Copy out all lines of the records in which the word "например" appears.

:::::

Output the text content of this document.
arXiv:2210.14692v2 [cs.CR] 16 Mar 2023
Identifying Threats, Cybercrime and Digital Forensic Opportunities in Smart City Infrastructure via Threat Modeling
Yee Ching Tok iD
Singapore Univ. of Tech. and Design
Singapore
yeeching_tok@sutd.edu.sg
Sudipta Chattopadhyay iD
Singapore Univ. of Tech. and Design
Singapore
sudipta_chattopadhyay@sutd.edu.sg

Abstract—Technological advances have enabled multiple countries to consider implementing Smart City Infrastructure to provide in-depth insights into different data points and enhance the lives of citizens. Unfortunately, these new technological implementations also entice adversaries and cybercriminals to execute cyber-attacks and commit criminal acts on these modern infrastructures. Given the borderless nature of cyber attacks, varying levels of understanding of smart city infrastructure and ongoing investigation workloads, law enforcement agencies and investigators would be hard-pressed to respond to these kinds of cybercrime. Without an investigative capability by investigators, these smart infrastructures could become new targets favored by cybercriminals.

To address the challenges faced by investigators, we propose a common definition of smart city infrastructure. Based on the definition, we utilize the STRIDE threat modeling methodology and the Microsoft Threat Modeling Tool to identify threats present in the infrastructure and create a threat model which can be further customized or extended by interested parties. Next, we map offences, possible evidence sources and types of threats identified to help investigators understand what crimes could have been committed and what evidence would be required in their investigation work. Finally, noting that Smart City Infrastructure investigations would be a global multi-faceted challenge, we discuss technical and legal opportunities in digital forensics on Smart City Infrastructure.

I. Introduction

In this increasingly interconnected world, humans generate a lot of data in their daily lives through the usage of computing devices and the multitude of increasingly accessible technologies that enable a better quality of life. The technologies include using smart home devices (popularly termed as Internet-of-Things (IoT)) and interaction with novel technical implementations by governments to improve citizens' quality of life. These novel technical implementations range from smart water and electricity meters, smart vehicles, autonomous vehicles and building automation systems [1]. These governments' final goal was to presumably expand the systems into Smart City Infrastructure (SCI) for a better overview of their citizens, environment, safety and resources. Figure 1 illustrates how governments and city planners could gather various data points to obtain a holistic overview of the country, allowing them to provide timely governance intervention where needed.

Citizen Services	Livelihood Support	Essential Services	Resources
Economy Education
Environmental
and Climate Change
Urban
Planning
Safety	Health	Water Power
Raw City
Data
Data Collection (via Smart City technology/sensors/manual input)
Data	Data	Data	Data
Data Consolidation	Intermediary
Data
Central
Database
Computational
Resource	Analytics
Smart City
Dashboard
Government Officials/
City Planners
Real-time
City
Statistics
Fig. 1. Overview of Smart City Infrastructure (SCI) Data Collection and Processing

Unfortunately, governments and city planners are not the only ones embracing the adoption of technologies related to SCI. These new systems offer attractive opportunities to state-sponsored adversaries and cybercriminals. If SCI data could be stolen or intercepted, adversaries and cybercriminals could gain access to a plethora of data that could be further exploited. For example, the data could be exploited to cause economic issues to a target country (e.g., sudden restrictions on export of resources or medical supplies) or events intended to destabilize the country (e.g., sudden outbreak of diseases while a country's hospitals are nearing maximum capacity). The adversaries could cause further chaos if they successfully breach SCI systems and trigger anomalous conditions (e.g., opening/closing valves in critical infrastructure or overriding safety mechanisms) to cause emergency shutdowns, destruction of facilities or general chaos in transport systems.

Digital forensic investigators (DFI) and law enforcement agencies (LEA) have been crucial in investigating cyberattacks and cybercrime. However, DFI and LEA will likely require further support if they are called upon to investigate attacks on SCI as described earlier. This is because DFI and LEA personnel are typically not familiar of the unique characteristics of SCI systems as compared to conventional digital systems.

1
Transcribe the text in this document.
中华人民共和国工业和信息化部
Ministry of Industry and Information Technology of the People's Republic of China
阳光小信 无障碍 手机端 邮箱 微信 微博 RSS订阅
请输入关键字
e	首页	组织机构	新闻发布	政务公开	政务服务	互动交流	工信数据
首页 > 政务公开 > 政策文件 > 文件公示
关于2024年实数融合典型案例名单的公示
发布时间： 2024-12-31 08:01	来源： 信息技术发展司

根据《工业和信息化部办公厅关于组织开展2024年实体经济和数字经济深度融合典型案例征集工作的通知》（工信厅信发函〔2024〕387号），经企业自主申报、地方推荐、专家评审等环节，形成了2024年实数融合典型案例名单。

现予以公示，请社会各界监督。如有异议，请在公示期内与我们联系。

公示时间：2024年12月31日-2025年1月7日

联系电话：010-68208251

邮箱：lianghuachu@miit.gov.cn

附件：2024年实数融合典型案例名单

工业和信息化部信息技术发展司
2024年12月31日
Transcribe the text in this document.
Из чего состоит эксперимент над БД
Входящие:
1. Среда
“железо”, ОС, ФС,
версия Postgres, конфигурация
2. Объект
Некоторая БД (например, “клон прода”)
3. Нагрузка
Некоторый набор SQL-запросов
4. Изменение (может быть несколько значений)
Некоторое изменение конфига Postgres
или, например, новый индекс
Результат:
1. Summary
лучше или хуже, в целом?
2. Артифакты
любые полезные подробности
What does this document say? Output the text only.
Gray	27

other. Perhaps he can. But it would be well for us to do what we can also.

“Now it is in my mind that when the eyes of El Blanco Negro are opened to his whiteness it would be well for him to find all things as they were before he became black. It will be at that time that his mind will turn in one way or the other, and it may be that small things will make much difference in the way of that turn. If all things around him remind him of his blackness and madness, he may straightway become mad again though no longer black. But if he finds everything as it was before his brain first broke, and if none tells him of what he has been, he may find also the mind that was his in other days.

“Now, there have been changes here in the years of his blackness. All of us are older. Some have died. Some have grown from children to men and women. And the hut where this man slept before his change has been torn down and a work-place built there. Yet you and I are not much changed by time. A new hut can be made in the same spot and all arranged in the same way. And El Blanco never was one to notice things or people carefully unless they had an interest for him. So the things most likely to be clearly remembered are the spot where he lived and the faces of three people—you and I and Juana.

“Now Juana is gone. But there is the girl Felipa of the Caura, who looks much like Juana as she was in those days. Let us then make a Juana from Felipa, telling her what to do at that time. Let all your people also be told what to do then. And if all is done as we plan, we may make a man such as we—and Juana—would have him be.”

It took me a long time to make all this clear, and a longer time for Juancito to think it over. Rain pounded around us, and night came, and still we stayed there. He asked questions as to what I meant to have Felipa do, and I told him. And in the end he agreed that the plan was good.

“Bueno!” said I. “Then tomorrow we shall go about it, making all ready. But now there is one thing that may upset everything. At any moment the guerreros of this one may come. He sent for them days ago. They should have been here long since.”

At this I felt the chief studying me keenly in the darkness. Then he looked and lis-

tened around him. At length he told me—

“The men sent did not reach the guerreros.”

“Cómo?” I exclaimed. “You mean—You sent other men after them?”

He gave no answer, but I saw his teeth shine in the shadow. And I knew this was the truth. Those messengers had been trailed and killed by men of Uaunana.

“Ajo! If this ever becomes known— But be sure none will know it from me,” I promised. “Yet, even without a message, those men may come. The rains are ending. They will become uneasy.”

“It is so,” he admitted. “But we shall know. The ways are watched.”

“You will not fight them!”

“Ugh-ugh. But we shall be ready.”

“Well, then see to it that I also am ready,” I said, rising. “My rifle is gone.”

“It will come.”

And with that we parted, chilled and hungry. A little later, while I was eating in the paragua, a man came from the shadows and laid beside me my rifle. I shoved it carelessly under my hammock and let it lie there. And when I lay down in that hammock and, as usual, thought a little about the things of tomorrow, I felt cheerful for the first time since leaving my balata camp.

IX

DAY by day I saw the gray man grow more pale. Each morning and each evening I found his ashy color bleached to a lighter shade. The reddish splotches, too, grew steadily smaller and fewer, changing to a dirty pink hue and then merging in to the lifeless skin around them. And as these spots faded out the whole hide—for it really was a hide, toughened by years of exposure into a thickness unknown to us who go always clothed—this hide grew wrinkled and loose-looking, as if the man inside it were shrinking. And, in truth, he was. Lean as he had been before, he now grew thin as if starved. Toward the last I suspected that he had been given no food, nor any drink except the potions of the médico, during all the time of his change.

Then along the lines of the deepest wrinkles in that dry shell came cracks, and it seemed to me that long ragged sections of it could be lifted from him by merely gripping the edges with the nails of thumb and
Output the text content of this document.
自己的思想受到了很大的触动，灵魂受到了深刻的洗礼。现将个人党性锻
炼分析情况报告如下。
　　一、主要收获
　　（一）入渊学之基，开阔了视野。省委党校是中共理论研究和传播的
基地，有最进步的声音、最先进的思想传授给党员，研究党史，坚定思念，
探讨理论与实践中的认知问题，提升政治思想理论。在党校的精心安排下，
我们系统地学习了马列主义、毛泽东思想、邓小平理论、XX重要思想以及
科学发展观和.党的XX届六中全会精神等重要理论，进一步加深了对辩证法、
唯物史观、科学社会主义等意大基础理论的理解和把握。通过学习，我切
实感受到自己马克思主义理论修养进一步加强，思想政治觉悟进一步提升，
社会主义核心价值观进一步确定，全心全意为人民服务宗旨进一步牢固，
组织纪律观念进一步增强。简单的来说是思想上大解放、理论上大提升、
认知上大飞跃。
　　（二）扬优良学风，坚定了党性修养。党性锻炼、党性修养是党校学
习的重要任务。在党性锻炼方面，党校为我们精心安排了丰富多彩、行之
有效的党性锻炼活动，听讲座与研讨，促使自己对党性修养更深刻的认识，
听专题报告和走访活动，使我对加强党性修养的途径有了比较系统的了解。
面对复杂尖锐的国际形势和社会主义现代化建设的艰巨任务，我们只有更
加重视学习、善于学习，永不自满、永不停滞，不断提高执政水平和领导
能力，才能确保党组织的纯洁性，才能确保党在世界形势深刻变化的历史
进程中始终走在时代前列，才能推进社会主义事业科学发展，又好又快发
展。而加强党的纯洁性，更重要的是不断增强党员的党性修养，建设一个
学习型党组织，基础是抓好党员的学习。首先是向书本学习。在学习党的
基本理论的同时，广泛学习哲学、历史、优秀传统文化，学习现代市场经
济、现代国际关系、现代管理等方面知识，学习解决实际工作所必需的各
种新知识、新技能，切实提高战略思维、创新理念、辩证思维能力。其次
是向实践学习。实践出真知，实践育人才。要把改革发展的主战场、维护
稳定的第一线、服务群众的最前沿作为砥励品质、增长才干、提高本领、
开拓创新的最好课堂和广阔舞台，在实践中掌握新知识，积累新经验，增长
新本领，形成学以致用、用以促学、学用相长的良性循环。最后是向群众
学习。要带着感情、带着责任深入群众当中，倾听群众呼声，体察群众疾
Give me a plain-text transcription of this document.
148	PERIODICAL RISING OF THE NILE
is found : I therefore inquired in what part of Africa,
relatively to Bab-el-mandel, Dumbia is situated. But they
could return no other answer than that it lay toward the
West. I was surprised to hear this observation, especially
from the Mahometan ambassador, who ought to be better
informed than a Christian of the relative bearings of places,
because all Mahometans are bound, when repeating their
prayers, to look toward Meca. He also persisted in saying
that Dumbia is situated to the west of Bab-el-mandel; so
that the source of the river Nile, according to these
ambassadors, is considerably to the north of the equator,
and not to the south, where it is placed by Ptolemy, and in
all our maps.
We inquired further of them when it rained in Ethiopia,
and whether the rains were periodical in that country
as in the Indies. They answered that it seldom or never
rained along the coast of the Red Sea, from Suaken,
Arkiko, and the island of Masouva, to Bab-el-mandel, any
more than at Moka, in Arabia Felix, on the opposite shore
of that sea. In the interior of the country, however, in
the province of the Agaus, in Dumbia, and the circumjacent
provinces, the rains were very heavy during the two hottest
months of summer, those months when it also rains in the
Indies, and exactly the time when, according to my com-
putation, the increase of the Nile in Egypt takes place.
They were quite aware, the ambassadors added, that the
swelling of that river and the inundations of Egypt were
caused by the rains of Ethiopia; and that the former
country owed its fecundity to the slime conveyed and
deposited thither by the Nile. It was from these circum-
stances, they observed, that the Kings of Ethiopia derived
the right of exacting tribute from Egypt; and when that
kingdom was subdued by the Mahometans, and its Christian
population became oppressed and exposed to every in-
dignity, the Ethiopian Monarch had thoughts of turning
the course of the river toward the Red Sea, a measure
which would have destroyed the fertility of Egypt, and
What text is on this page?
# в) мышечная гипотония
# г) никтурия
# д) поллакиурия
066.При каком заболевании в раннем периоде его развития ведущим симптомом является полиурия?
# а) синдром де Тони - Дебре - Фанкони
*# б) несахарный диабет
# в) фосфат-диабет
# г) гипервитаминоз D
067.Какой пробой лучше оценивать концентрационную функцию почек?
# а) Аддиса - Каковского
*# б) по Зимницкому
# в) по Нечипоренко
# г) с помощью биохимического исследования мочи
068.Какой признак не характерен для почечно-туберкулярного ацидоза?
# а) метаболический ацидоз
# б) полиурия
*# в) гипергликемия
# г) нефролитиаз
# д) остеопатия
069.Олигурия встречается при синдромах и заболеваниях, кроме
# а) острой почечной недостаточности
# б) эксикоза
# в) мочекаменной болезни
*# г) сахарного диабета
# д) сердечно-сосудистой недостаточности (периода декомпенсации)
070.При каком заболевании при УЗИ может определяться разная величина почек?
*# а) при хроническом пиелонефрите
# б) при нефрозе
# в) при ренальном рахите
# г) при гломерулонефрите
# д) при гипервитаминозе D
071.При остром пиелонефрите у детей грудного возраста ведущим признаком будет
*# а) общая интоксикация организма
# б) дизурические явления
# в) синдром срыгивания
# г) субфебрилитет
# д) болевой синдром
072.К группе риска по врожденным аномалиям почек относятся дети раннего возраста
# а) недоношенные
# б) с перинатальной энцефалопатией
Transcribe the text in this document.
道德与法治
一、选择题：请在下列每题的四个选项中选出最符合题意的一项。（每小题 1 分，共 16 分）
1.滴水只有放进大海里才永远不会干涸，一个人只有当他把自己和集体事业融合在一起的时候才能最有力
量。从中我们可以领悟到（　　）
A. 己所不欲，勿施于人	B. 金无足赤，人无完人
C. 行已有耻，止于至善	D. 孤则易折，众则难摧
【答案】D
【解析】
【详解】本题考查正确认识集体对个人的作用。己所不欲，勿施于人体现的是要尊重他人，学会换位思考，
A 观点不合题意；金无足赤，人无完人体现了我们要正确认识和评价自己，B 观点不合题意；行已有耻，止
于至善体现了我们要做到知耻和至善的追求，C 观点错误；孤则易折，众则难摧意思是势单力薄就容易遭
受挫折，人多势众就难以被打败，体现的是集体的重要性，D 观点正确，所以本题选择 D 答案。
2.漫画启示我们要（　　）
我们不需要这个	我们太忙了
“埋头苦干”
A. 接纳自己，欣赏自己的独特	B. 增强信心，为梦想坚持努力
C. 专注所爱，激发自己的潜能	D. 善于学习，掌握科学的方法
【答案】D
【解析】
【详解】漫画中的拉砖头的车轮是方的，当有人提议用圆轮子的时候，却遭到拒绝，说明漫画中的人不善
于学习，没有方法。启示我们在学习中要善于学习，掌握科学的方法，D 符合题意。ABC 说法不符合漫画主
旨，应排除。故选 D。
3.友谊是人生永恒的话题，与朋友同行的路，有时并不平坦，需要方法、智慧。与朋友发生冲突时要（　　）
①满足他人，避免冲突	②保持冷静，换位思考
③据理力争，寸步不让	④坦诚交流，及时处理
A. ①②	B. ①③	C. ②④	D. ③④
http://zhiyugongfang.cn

:::::

▸ Exercise output
Некоторая БД (например, “клон прода”)
или, например, новый индекс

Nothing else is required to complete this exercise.